→ **Exercise**
Find the lines below that contain the string "Period". Copy each one.
++++ Rows ++++
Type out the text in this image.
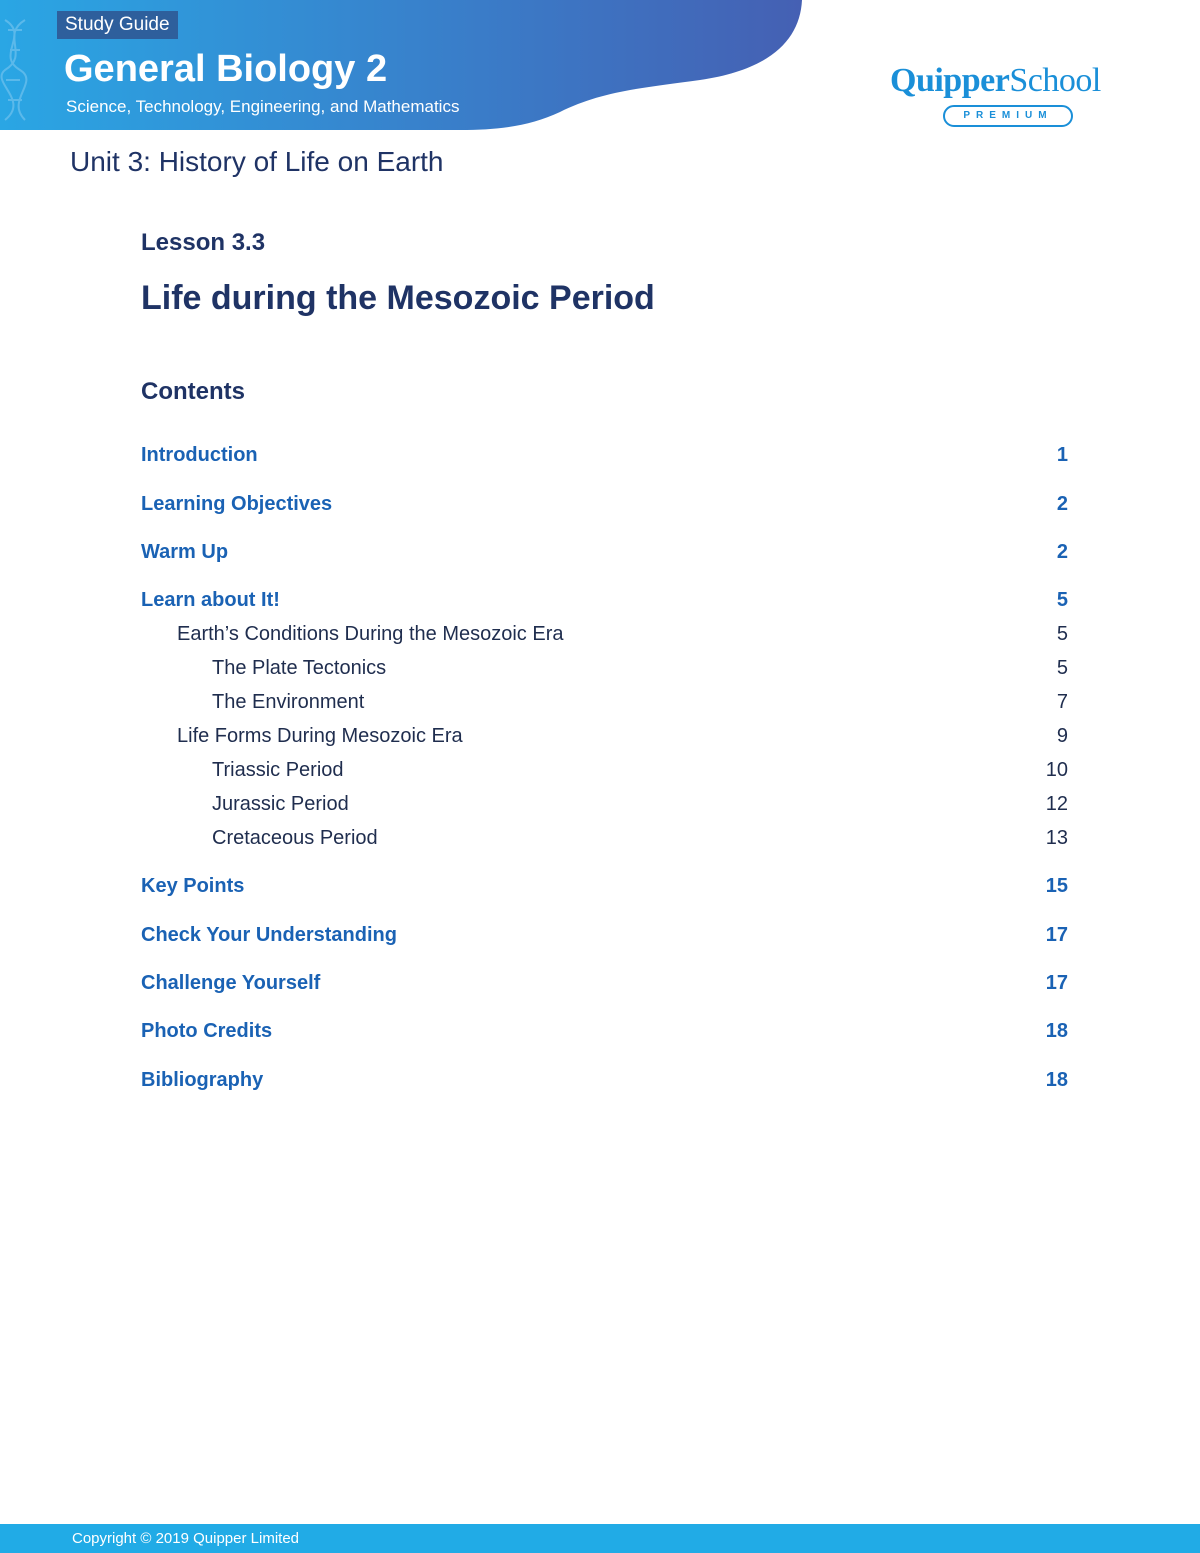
Study Guide
General Biology 2
Science, Technology, Engineering, and Mathematics
QuipperSchool
PREMIUM
Unit 3: History of Life on Earth
Lesson 3.3
Life during the Mesozoic Period
Contents
Introduction	1
Learning Objectives	2
Warm Up	2
Learn about It!	5
Earth’s Conditions During the Mesozoic Era	5
The Plate Tectonics	5
The Environment	7
Life Forms During Mesozoic Era	9
Triassic Period	10
Jurassic Period	12
Cretaceous Period	13
Key Points	15
Check Your Understanding	17
Challenge Yourself	17
Photo Credits	18
Bibliography	18
Copyright © 2019 Quipper Limited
++++
→ **Written solution**
Life during the Mesozoic Period
Triassic Period	10
Jurassic Period	12
Cretaceous Period	13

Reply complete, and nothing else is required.